Stored items from a collection:
::::
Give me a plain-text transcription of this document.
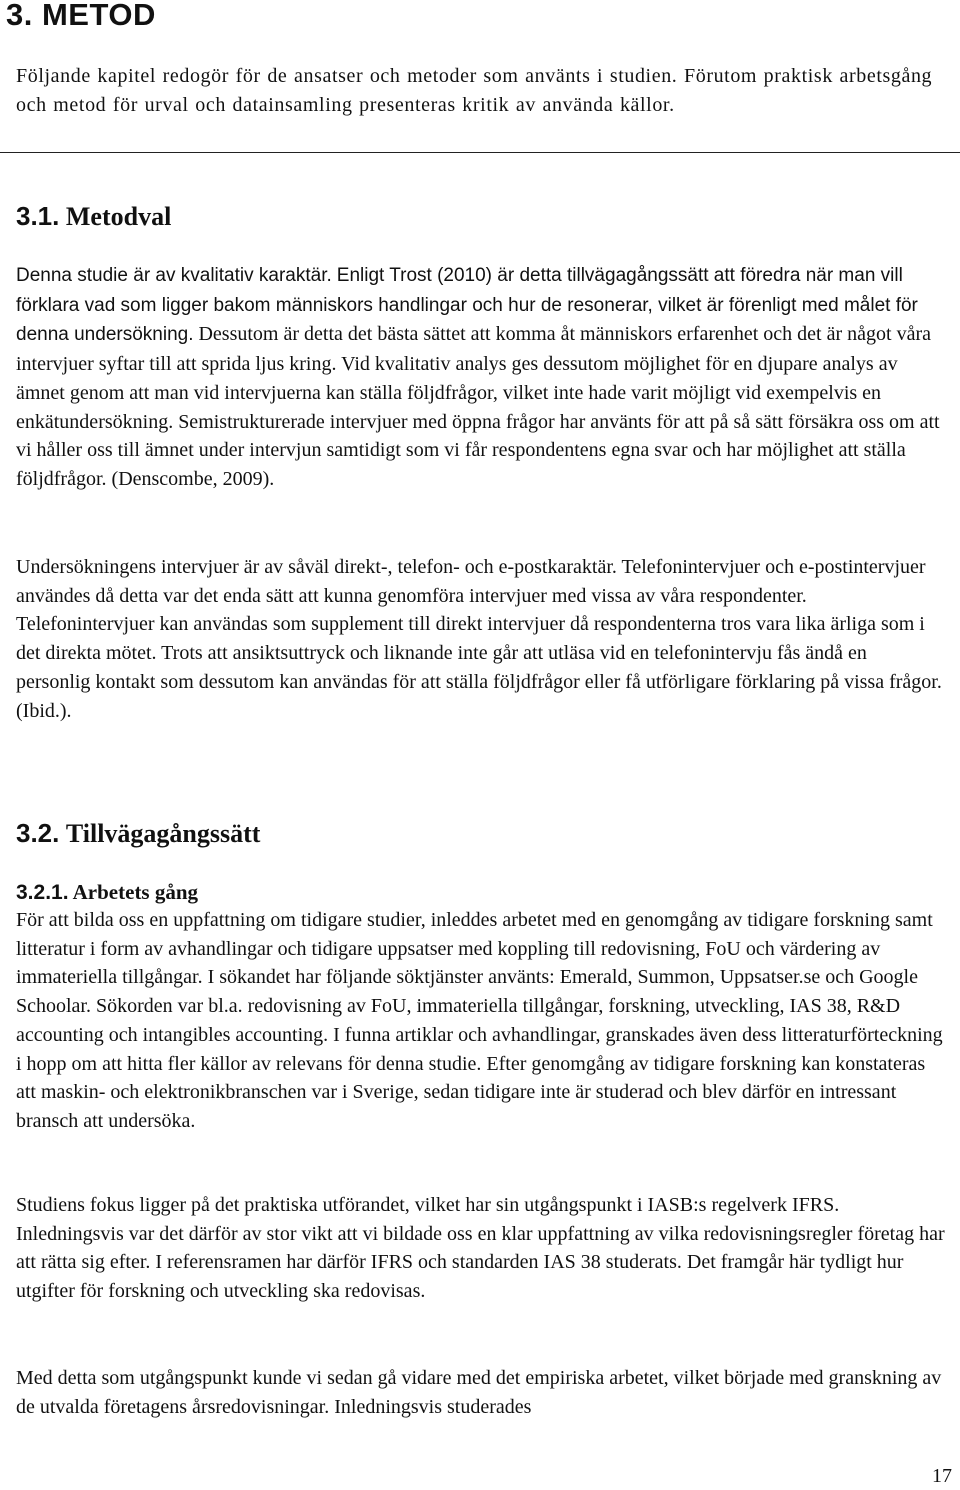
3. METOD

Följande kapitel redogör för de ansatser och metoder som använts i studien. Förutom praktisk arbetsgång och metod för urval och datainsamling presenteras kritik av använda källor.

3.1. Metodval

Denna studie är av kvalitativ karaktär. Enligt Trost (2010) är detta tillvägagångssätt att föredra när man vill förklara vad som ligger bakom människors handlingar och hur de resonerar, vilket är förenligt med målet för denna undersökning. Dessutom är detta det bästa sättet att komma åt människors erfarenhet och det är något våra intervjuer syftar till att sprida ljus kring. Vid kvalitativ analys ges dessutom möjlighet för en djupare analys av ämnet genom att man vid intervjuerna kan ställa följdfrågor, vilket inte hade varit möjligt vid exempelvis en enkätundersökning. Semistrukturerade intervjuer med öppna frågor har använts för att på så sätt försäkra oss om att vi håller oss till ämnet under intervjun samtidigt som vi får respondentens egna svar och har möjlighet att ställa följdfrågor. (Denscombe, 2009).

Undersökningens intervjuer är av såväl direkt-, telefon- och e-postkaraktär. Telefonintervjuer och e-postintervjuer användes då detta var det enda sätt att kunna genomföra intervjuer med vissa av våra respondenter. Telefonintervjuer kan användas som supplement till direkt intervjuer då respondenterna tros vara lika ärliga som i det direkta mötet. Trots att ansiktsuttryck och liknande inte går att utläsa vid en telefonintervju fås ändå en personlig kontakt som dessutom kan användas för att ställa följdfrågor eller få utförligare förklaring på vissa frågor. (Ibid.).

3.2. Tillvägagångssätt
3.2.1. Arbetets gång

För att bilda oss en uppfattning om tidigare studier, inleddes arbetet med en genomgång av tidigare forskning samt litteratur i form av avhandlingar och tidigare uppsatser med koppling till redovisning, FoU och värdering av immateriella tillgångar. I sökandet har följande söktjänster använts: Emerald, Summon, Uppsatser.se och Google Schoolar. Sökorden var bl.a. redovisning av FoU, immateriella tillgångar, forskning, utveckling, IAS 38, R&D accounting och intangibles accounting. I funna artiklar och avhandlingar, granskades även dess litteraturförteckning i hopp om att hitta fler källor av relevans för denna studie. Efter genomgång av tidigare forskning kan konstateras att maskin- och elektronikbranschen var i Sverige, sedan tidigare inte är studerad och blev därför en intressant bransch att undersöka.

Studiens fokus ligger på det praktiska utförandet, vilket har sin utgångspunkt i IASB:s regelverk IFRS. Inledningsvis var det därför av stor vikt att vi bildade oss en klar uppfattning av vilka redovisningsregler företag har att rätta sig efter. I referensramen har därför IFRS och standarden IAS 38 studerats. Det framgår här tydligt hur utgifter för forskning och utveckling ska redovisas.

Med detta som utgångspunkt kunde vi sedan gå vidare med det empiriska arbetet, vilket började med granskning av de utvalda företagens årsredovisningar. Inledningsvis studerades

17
::::
What needs to be done
The answer must be an exact copy of the records, with no images in it.

Written answer
Give me a plain-text transcription of this document.
3. METOD

Följande kapitel redogör för de ansatser och metoder som använts i studien. Förutom praktisk arbetsgång och metod för urval och datainsamling presenteras kritik av använda källor.

3.1. Metodval

Denna studie är av kvalitativ karaktär. Enligt Trost (2010) är detta tillvägagångssätt att föredra när man vill förklara vad som ligger bakom människors handlingar och hur de resonerar, vilket är förenligt med målet för denna undersökning. Dessutom är detta det bästa sättet att komma åt människors erfarenhet och det är något våra intervjuer syftar till att sprida ljus kring. Vid kvalitativ analys ges dessutom möjlighet för en djupare analys av ämnet genom att man vid intervjuerna kan ställa följdfrågor, vilket inte hade varit möjligt vid exempelvis en enkätundersökning. Semistrukturerade intervjuer med öppna frågor har använts för att på så sätt försäkra oss om att vi håller oss till ämnet under intervjun samtidigt som vi får respondentens egna svar och har möjlighet att ställa följdfrågor. (Denscombe, 2009).

Undersökningens intervjuer är av såväl direkt-, telefon- och e-postkaraktär. Telefonintervjuer och e-postintervjuer användes då detta var det enda sätt att kunna genomföra intervjuer med vissa av våra respondenter. Telefonintervjuer kan användas som supplement till direkt intervjuer då respondenterna tros vara lika ärliga som i det direkta mötet. Trots att ansiktsuttryck och liknande inte går att utläsa vid en telefonintervju fås ändå en personlig kontakt som dessutom kan användas för att ställa följdfrågor eller få utförligare förklaring på vissa frågor. (Ibid.).

3.2. Tillvägagångssätt
3.2.1. Arbetets gång

För att bilda oss en uppfattning om tidigare studier, inleddes arbetet med en genomgång av tidigare forskning samt litteratur i form av avhandlingar och tidigare uppsatser med koppling till redovisning, FoU och värdering av immateriella tillgångar. I sökandet har följande söktjänster använts: Emerald, Summon, Uppsatser.se och Google Schoolar. Sökorden var bl.a. redovisning av FoU, immateriella tillgångar, forskning, utveckling, IAS 38, R&D accounting och intangibles accounting. I funna artiklar och avhandlingar, granskades även dess litteraturförteckning i hopp om att hitta fler källor av relevans för denna studie. Efter genomgång av tidigare forskning kan konstateras att maskin- och elektronikbranschen var i Sverige, sedan tidigare inte är studerad och blev därför en intressant bransch att undersöka.

Studiens fokus ligger på det praktiska utförandet, vilket har sin utgångspunkt i IASB:s regelverk IFRS. Inledningsvis var det därför av stor vikt att vi bildade oss en klar uppfattning av vilka redovisningsregler företag har att rätta sig efter. I referensramen har därför IFRS och standarden IAS 38 studerats. Det framgår här tydligt hur utgifter för forskning och utveckling ska redovisas.

Med detta som utgångspunkt kunde vi sedan gå vidare med det empiriska arbetet, vilket började med granskning av de utvalda företagens årsredovisningar. Inledningsvis studerades

17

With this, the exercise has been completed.